What is needed — Provide the data again in its entirety, exactly as given.

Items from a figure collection
===============

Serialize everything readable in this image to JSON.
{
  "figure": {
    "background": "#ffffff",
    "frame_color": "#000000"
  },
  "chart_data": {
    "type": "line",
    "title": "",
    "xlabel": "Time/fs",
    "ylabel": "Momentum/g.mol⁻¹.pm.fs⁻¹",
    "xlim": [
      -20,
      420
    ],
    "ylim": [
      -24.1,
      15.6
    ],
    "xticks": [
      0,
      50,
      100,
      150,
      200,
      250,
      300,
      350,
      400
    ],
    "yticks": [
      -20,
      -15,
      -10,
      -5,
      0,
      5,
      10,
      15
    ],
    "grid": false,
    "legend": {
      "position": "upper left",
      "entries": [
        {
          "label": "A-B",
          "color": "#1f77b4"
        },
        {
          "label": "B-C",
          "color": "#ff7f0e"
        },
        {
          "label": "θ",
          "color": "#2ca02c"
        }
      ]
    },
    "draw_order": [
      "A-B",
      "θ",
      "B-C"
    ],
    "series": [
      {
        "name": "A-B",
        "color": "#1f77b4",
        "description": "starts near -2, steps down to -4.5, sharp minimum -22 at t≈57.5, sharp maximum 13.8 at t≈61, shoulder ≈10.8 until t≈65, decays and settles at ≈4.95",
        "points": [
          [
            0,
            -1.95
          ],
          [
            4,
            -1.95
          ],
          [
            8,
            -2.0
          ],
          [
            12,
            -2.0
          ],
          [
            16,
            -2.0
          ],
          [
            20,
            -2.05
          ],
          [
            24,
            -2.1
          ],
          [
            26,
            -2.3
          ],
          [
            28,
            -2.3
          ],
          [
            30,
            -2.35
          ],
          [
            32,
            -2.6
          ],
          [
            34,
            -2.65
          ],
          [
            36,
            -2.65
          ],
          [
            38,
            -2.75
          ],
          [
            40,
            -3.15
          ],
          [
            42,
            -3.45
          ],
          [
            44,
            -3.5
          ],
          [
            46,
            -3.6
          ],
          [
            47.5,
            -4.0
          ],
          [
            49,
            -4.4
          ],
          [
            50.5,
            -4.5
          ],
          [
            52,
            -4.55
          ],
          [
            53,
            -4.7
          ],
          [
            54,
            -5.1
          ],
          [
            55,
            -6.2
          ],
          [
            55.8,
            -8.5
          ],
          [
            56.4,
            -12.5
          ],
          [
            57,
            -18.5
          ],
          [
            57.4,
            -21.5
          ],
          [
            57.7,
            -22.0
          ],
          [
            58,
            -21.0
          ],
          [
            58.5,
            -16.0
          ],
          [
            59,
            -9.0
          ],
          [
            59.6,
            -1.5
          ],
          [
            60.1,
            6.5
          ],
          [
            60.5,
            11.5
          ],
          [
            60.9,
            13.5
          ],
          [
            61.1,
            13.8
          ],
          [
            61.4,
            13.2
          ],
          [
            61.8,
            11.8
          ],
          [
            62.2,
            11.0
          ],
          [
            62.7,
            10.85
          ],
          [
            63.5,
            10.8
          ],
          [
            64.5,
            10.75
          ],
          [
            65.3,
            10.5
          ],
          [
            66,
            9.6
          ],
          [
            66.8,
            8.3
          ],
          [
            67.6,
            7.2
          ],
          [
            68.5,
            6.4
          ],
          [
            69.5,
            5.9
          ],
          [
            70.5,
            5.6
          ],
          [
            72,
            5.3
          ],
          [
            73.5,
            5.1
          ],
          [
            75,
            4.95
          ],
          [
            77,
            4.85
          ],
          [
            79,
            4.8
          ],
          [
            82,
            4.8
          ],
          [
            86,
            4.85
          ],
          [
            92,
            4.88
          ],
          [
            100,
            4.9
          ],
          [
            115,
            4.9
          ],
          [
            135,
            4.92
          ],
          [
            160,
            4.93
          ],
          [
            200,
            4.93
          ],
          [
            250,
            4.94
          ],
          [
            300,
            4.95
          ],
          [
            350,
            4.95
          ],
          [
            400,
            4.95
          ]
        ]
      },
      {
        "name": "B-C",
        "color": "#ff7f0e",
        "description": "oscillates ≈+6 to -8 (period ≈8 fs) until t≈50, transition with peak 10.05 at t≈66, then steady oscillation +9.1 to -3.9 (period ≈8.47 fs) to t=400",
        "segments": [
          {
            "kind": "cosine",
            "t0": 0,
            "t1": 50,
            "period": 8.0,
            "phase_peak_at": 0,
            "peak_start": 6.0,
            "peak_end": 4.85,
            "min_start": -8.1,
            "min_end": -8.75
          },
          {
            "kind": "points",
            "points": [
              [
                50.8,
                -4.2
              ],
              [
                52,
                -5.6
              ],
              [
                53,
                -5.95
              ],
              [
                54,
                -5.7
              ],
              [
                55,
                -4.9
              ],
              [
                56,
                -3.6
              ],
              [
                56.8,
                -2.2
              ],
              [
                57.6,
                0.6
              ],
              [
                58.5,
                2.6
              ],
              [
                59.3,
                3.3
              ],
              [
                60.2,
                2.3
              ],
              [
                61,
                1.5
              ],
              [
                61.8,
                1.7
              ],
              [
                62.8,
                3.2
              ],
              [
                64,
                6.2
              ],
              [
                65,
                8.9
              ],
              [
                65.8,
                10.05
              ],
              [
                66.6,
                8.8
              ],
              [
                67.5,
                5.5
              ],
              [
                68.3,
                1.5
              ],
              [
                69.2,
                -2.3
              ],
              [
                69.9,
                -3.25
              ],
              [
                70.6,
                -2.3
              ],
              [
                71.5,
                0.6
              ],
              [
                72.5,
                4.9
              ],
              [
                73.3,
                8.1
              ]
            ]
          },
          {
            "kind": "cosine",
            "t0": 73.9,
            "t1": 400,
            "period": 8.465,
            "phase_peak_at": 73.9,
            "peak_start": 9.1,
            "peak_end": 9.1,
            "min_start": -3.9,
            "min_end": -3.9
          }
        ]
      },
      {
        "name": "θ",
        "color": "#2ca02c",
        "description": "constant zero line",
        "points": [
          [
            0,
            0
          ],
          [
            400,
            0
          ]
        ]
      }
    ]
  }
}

===============

Final result —
Serialize everything readable in this image to JSON.
{
  "figure": {
    "background": "#ffffff",
    "frame_color": "#000000"
  },
  "chart_data": {
    "type": "line",
    "title": "",
    "xlabel": "Time/fs",
    "ylabel": "Momentum/g.mol⁻¹.pm.fs⁻¹",
    "xlim": [
      -20,
      420
    ],
    "ylim": [
      -24.1,
      15.6
    ],
    "xticks": [
      0,
      50,
      100,
      150,
      200,
      250,
      300,
      350,
      400
    ],
    "yticks": [
      -20,
      -15,
      -10,
      -5,
      0,
      5,
      10,
      15
    ],
    "grid": false,
    "legend": {
      "position": "upper left",
      "entries": [
        {
          "label": "A-B",
          "color": "#1f77b4"
        },
        {
          "label": "B-C",
          "color": "#ff7f0e"
        },
        {
          "label": "θ",
          "color": "#2ca02c"
        }
      ]
    },
    "draw_order": [
      "A-B",
      "θ",
      "B-C"
    ],
    "series": [
      {
        "name": "A-B",
        "color": "#1f77b4",
        "description": "starts near -2, steps down to -4.5, sharp minimum -22 at t≈57.5, sharp maximum 13.8 at t≈61, shoulder ≈10.8 until t≈65, decays and settles at ≈4.95",
        "points": [
          [
            0,
            -1.95
          ],
          [
            4,
            -1.95
          ],
          [
            8,
            -2.0
          ],
          [
            12,
            -2.0
          ],
          [
            16,
            -2.0
          ],
          [
            20,
            -2.05
          ],
          [
            24,
            -2.1
          ],
          [
            26,
            -2.3
          ],
          [
            28,
            -2.3
          ],
          [
            30,
            -2.35
          ],
          [
            32,
            -2.6
          ],
          [
            34,
            -2.65
          ],
          [
            36,
            -2.65
          ],
          [
            38,
            -2.75
          ],
          [
            40,
            -3.15
          ],
          [
            42,
            -3.45
          ],
          [
            44,
            -3.5
          ],
          [
            46,
            -3.6
          ],
          [
            47.5,
            -4.0
          ],
          [
            49,
            -4.4
          ],
          [
            50.5,
            -4.5
          ],
          [
            52,
            -4.55
          ],
          [
            53,
            -4.7
          ],
          [
            54,
            -5.1
          ],
          [
            55,
            -6.2
          ],
          [
            55.8,
            -8.5
          ],
          [
            56.4,
            -12.5
          ],
          [
            57,
            -18.5
          ],
          [
            57.4,
            -21.5
          ],
          [
            57.7,
            -22.0
          ],
          [
            58,
            -21.0
          ],
          [
            58.5,
            -16.0
          ],
          [
            59,
            -9.0
          ],
          [
            59.6,
            -1.5
          ],
          [
            60.1,
            6.5
          ],
          [
            60.5,
            11.5
          ],
          [
            60.9,
            13.5
          ],
          [
            61.1,
            13.8
          ],
          [
            61.4,
            13.2
          ],
          [
            61.8,
            11.8
          ],
          [
            62.2,
            11.0
          ],
          [
            62.7,
            10.85
          ],
          [
            63.5,
            10.8
          ],
          [
            64.5,
            10.75
          ],
          [
            65.3,
            10.5
          ],
          [
            66,
            9.6
          ],
          [
            66.8,
            8.3
          ],
          [
            67.6,
            7.2
          ],
          [
            68.5,
            6.4
          ],
          [
            69.5,
            5.9
          ],
          [
            70.5,
            5.6
          ],
          [
            72,
            5.3
          ],
          [
            73.5,
            5.1
          ],
          [
            75,
            4.95
          ],
          [
            77,
            4.85
          ],
          [
            79,
            4.8
          ],
          [
            82,
            4.8
          ],
          [
            86,
            4.85
          ],
          [
            92,
            4.88
          ],
          [
            100,
            4.9
          ],
          [
            115,
            4.9
          ],
          [
            135,
            4.92
          ],
          [
            160,
            4.93
          ],
          [
            200,
            4.93
          ],
          [
            250,
            4.94
          ],
          [
            300,
            4.95
          ],
          [
            350,
            4.95
          ],
          [
            400,
            4.95
          ]
        ]
      },
      {
        "name": "B-C",
        "color": "#ff7f0e",
        "description": "oscillates ≈+6 to -8 (period ≈8 fs) until t≈50, transition with peak 10.05 at t≈66, then steady oscillation +9.1 to -3.9 (period ≈8.47 fs) to t=400",
        "segments": [
          {
            "kind": "cosine",
            "t0": 0,
            "t1": 50,
            "period": 8.0,
            "phase_peak_at": 0,
            "peak_start": 6.0,
            "peak_end": 4.85,
            "min_start": -8.1,
            "min_end": -8.75
          },
          {
            "kind": "points",
            "points": [
              [
                50.8,
                -4.2
              ],
              [
                52,
                -5.6
              ],
              [
                53,
                -5.95
              ],
              [
                54,
                -5.7
              ],
              [
                55,
                -4.9
              ],
              [
                56,
                -3.6
              ],
              [
                56.8,
                -2.2
              ],
              [
                57.6,
                0.6
              ],
              [
                58.5,
                2.6
              ],
              [
                59.3,
                3.3
              ],
              [
                60.2,
                2.3
              ],
              [
                61,
                1.5
              ],
              [
                61.8,
                1.7
              ],
              [
                62.8,
                3.2
              ],
              [
                64,
                6.2
              ],
              [
                65,
                8.9
              ],
              [
                65.8,
                10.05
              ],
              [
                66.6,
                8.8
              ],
              [
                67.5,
                5.5
              ],
              [
                68.3,
                1.5
              ],
              [
                69.2,
                -2.3
              ],
              [
                69.9,
                -3.25
              ],
              [
                70.6,
                -2.3
              ],
              [
                71.5,
                0.6
              ],
              [
                72.5,
                4.9
              ],
              [
                73.3,
                8.1
              ]
            ]
          },
          {
            "kind": "cosine",
            "t0": 73.9,
            "t1": 400,
            "period": 8.465,
            "phase_peak_at": 73.9,
            "peak_start": 9.1,
            "peak_end": 9.1,
            "min_start": -3.9,
            "min_end": -3.9
          }
        ]
      },
      {
        "name": "θ",
        "color": "#2ca02c",
        "description": "constant zero line",
        "points": [
          [
            0,
            0
          ],
          [
            400,
            0
          ]
        ]
      }
    ]
  }
}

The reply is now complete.